■ What is being asked: Repeat the listing in full, word for word.

+===+

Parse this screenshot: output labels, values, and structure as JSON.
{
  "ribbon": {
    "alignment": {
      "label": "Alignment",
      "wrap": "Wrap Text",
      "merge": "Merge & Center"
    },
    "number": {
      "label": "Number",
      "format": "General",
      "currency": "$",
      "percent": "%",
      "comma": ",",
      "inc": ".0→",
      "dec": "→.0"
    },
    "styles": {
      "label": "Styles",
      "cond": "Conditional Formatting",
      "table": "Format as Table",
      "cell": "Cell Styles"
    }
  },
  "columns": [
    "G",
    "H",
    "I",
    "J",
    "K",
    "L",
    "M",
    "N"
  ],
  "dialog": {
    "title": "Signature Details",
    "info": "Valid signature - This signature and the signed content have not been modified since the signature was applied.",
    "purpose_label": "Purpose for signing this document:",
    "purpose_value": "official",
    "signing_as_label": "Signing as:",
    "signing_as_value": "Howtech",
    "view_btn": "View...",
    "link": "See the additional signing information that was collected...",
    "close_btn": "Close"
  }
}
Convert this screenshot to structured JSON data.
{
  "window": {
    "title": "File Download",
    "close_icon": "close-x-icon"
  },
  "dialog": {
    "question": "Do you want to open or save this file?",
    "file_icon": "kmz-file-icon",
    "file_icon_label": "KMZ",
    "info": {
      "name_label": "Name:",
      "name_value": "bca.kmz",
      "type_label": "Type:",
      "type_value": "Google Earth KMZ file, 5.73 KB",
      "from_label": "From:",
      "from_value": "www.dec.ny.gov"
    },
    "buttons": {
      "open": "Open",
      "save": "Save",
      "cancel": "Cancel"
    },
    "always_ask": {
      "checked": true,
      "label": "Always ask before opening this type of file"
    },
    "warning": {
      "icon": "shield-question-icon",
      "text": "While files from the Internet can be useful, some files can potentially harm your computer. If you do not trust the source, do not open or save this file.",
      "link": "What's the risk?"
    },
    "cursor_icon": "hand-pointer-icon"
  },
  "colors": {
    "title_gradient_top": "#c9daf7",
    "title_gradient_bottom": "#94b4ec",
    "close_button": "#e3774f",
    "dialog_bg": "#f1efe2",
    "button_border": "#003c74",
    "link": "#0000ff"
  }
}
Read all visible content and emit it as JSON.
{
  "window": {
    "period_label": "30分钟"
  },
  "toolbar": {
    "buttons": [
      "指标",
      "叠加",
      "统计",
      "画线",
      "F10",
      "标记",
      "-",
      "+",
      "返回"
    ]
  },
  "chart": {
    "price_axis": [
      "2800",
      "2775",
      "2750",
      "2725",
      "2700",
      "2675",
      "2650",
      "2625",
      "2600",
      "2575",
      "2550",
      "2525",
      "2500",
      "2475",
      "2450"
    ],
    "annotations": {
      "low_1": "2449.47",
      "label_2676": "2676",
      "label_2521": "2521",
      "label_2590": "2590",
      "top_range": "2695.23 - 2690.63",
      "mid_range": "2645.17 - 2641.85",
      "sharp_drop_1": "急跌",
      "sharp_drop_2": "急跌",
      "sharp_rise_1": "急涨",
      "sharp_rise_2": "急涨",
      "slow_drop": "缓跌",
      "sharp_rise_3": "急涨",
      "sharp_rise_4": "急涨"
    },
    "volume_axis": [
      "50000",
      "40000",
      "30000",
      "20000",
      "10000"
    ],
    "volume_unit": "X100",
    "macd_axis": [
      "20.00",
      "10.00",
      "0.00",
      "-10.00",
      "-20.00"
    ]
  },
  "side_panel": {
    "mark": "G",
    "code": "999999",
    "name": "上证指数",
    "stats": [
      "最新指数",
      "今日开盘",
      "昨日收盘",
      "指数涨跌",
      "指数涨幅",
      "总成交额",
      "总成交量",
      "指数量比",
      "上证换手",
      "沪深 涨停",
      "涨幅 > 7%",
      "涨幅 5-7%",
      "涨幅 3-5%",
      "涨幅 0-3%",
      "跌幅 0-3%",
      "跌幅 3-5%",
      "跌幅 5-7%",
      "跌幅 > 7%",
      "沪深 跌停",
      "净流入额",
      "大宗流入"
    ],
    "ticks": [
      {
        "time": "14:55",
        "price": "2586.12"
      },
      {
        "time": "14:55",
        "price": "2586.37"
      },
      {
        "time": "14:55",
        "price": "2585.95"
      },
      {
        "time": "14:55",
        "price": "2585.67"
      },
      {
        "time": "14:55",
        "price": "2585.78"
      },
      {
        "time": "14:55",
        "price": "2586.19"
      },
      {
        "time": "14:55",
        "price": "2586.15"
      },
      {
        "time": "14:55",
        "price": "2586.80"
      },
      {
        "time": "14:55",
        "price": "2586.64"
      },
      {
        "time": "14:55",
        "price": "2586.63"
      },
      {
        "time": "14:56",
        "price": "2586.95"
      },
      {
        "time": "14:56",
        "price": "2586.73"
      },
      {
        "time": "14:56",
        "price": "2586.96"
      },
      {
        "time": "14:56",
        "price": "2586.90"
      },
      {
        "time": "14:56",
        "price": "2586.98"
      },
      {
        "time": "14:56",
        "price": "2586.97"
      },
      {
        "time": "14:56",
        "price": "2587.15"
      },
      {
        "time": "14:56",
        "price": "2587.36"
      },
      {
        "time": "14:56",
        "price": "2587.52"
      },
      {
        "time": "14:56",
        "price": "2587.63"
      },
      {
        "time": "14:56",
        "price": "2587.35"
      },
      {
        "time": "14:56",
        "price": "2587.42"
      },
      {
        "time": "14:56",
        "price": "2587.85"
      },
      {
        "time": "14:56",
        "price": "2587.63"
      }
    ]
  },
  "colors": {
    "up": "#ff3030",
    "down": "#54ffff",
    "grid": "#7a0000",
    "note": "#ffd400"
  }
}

+===+

■ Output:
Parse this screenshot: output labels, values, and structure as JSON.
{
  "ribbon": {
    "alignment": {
      "label": "Alignment",
      "wrap": "Wrap Text",
      "merge": "Merge & Center"
    },
    "number": {
      "label": "Number",
      "format": "General",
      "currency": "$",
      "percent": "%",
      "comma": ",",
      "inc": ".0→",
      "dec": "→.0"
    },
    "styles": {
      "label": "Styles",
      "cond": "Conditional Formatting",
      "table": "Format as Table",
      "cell": "Cell Styles"
    }
  },
  "columns": [
    "G",
    "H",
    "I",
    "J",
    "K",
    "L",
    "M",
    "N"
  ],
  "dialog": {
    "title": "Signature Details",
    "info": "Valid signature - This signature and the signed content have not been modified since the signature was applied.",
    "purpose_label": "Purpose for signing this document:",
    "purpose_value": "official",
    "signing_as_label": "Signing as:",
    "signing_as_value": "Howtech",
    "view_btn": "View...",
    "link": "See the additional signing information that was collected...",
    "close_btn": "Close"
  }
}
Convert this screenshot to structured JSON data.
{
  "window": {
    "title": "File Download",
    "close_icon": "close-x-icon"
  },
  "dialog": {
    "question": "Do you want to open or save this file?",
    "file_icon": "kmz-file-icon",
    "file_icon_label": "KMZ",
    "info": {
      "name_label": "Name:",
      "name_value": "bca.kmz",
      "type_label": "Type:",
      "type_value": "Google Earth KMZ file, 5.73 KB",
      "from_label": "From:",
      "from_value": "www.dec.ny.gov"
    },
    "buttons": {
      "open": "Open",
      "save": "Save",
      "cancel": "Cancel"
    },
    "always_ask": {
      "checked": true,
      "label": "Always ask before opening this type of file"
    },
    "warning": {
      "icon": "shield-question-icon",
      "text": "While files from the Internet can be useful, some files can potentially harm your computer. If you do not trust the source, do not open or save this file.",
      "link": "What's the risk?"
    },
    "cursor_icon": "hand-pointer-icon"
  },
  "colors": {
    "title_gradient_top": "#c9daf7",
    "title_gradient_bottom": "#94b4ec",
    "close_button": "#e3774f",
    "dialog_bg": "#f1efe2",
    "button_border": "#003c74",
    "link": "#0000ff"
  }
}
Read all visible content and emit it as JSON.
{
  "window": {
    "period_label": "30分钟"
  },
  "toolbar": {
    "buttons": [
      "指标",
      "叠加",
      "统计",
      "画线",
      "F10",
      "标记",
      "-",
      "+",
      "返回"
    ]
  },
  "chart": {
    "price_axis": [
      "2800",
      "2775",
      "2750",
      "2725",
      "2700",
      "2675",
      "2650",
      "2625",
      "2600",
      "2575",
      "2550",
      "2525",
      "2500",
      "2475",
      "2450"
    ],
    "annotations": {
      "low_1": "2449.47",
      "label_2676": "2676",
      "label_2521": "2521",
      "label_2590": "2590",
      "top_range": "2695.23 - 2690.63",
      "mid_range": "2645.17 - 2641.85",
      "sharp_drop_1": "急跌",
      "sharp_drop_2": "急跌",
      "sharp_rise_1": "急涨",
      "sharp_rise_2": "急涨",
      "slow_drop": "缓跌",
      "sharp_rise_3": "急涨",
      "sharp_rise_4": "急涨"
    },
    "volume_axis": [
      "50000",
      "40000",
      "30000",
      "20000",
      "10000"
    ],
    "volume_unit": "X100",
    "macd_axis": [
      "20.00",
      "10.00",
      "0.00",
      "-10.00",
      "-20.00"
    ]
  },
  "side_panel": {
    "mark": "G",
    "code": "999999",
    "name": "上证指数",
    "stats": [
      "最新指数",
      "今日开盘",
      "昨日收盘",
      "指数涨跌",
      "指数涨幅",
      "总成交额",
      "总成交量",
      "指数量比",
      "上证换手",
      "沪深 涨停",
      "涨幅 > 7%",
      "涨幅 5-7%",
      "涨幅 3-5%",
      "涨幅 0-3%",
      "跌幅 0-3%",
      "跌幅 3-5%",
      "跌幅 5-7%",
      "跌幅 > 7%",
      "沪深 跌停",
      "净流入额",
      "大宗流入"
    ],
    "ticks": [
      {
        "time": "14:55",
        "price": "2586.12"
      },
      {
        "time": "14:55",
        "price": "2586.37"
      },
      {
        "time": "14:55",
        "price": "2585.95"
      },
      {
        "time": "14:55",
        "price": "2585.67"
      },
      {
        "time": "14:55",
        "price": "2585.78"
      },
      {
        "time": "14:55",
        "price": "2586.19"
      },
      {
        "time": "14:55",
        "price": "2586.15"
      },
      {
        "time": "14:55",
        "price": "2586.80"
      },
      {
        "time": "14:55",
        "price": "2586.64"
      },
      {
        "time": "14:55",
        "price": "2586.63"
      },
      {
        "time": "14:56",
        "price": "2586.95"
      },
      {
        "time": "14:56",
        "price": "2586.73"
      },
      {
        "time": "14:56",
        "price": "2586.96"
      },
      {
        "time": "14:56",
        "price": "2586.90"
      },
      {
        "time": "14:56",
        "price": "2586.98"
      },
      {
        "time": "14:56",
        "price": "2586.97"
      },
      {
        "time": "14:56",
        "price": "2587.15"
      },
      {
        "time": "14:56",
        "price": "2587.36"
      },
      {
        "time": "14:56",
        "price": "2587.52"
      },
      {
        "time": "14:56",
        "price": "2587.63"
      },
      {
        "time": "14:56",
        "price": "2587.35"
      },
      {
        "time": "14:56",
        "price": "2587.42"
      },
      {
        "time": "14:56",
        "price": "2587.85"
      },
      {
        "time": "14:56",
        "price": "2587.63"
      }
    ]
  },
  "colors": {
    "up": "#ff3030",
    "down": "#54ffff",
    "grid": "#7a0000",
    "note": "#ffd400"
  }
}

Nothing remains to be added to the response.